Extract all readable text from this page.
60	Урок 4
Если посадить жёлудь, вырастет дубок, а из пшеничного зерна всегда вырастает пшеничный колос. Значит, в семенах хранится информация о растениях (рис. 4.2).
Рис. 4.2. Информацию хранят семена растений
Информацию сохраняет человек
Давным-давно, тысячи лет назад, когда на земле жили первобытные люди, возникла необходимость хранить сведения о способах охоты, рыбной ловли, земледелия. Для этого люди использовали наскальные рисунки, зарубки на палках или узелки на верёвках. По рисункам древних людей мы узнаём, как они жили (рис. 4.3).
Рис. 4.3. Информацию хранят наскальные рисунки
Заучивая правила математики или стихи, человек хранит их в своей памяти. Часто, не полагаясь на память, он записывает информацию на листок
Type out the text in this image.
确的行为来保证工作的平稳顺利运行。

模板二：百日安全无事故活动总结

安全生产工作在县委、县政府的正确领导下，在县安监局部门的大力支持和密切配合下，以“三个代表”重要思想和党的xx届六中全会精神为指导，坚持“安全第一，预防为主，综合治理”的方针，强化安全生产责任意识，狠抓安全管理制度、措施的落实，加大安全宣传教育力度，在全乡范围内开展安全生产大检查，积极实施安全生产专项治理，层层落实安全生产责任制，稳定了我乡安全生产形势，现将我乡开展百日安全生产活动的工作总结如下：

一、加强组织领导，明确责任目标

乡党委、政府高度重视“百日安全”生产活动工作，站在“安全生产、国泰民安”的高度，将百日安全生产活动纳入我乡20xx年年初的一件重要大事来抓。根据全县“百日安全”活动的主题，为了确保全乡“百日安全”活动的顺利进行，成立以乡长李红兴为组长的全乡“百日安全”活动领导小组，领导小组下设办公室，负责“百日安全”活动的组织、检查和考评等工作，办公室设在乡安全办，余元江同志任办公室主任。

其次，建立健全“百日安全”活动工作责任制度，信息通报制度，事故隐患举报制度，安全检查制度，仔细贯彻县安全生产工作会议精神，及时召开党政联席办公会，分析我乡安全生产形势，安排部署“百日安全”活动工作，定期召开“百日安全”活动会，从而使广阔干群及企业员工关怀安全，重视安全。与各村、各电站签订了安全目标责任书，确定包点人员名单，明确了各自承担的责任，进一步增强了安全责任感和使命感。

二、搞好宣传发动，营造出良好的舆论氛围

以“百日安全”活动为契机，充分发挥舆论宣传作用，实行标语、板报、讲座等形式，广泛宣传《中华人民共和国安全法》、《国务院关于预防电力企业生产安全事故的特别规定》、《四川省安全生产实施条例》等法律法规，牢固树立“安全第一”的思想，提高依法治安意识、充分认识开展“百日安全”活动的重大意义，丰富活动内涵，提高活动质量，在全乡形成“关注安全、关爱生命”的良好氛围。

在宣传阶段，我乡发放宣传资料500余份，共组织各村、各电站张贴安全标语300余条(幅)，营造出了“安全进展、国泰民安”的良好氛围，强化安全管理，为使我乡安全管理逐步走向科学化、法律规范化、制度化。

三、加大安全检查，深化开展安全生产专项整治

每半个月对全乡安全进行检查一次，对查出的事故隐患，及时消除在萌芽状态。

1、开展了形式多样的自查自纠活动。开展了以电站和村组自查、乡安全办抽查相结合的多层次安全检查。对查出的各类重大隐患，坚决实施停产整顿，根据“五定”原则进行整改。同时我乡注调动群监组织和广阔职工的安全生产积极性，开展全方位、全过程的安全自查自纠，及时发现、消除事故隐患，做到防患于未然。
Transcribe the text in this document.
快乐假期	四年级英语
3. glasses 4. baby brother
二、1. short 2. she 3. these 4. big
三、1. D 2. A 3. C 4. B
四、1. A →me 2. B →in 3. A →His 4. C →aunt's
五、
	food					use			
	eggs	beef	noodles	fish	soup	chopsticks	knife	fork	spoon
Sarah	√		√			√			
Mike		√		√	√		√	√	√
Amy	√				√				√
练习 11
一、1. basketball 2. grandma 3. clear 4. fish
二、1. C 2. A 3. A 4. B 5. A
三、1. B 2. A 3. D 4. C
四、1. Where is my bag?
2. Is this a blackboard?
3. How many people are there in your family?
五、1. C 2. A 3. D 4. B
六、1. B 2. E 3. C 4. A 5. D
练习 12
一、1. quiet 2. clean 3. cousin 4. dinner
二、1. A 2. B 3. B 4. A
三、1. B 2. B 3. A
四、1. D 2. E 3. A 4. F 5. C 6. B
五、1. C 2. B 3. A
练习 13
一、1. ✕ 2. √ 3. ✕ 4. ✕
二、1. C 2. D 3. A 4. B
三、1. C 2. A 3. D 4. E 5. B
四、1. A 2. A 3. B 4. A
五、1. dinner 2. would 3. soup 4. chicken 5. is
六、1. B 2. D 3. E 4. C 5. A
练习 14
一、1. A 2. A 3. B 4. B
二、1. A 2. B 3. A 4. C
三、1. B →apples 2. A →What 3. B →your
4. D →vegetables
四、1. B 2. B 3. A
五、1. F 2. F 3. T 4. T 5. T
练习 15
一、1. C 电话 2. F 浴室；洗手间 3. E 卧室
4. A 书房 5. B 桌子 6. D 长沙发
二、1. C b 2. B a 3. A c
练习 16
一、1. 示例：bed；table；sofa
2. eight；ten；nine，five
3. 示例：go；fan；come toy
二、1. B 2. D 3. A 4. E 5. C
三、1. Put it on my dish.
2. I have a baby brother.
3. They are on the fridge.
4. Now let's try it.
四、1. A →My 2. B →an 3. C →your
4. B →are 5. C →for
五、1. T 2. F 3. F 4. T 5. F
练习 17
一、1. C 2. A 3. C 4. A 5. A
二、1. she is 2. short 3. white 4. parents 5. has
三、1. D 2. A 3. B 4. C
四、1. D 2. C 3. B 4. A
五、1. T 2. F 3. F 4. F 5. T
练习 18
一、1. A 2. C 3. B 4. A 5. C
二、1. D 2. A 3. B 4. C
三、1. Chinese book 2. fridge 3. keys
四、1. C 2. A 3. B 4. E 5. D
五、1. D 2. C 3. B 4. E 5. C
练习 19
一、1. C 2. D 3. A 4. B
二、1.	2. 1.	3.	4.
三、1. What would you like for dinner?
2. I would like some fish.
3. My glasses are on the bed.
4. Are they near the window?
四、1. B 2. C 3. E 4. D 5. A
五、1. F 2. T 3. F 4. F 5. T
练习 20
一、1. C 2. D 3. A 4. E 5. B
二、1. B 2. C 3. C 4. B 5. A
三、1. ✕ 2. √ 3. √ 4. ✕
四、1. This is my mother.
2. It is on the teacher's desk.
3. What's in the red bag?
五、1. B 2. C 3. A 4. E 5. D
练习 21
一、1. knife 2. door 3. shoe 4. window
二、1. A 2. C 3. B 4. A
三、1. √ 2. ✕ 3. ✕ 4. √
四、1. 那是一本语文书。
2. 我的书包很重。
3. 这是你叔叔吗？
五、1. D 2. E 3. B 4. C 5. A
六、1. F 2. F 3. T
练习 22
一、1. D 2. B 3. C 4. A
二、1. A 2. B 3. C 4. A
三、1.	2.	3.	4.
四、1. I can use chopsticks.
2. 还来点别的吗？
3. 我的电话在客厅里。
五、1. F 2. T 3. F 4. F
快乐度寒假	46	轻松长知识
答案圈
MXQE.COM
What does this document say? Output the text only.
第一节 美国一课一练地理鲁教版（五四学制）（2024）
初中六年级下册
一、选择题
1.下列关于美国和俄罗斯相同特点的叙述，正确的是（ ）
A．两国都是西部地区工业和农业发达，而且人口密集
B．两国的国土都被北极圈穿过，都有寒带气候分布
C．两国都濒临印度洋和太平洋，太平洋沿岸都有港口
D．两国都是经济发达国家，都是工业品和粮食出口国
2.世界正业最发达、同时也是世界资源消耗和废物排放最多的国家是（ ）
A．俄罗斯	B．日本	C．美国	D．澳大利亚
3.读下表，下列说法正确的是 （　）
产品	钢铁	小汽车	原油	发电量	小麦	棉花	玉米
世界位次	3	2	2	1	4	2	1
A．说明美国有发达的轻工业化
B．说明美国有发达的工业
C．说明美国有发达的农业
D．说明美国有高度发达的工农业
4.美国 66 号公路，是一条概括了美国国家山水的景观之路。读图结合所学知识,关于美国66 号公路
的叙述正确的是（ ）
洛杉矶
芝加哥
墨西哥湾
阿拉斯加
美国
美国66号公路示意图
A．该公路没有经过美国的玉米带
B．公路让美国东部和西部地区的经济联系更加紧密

Job: Whichever lines contain the string "наскальные", select and copy them.

Finished exercise:
Давным-давно, тысячи лет назад, когда на земле жили первобытные люди, возникла необходимость хранить сведения о способах охоты, рыбной ловли, земледелия. Для этого люди использовали наскальные рисунки, зарубки на палках или узелки на верёвках. По рисункам древних людей мы узнаём, как они жили (рис. 4.3).
Рис. 4.3. Информацию хранят наскальные рисунки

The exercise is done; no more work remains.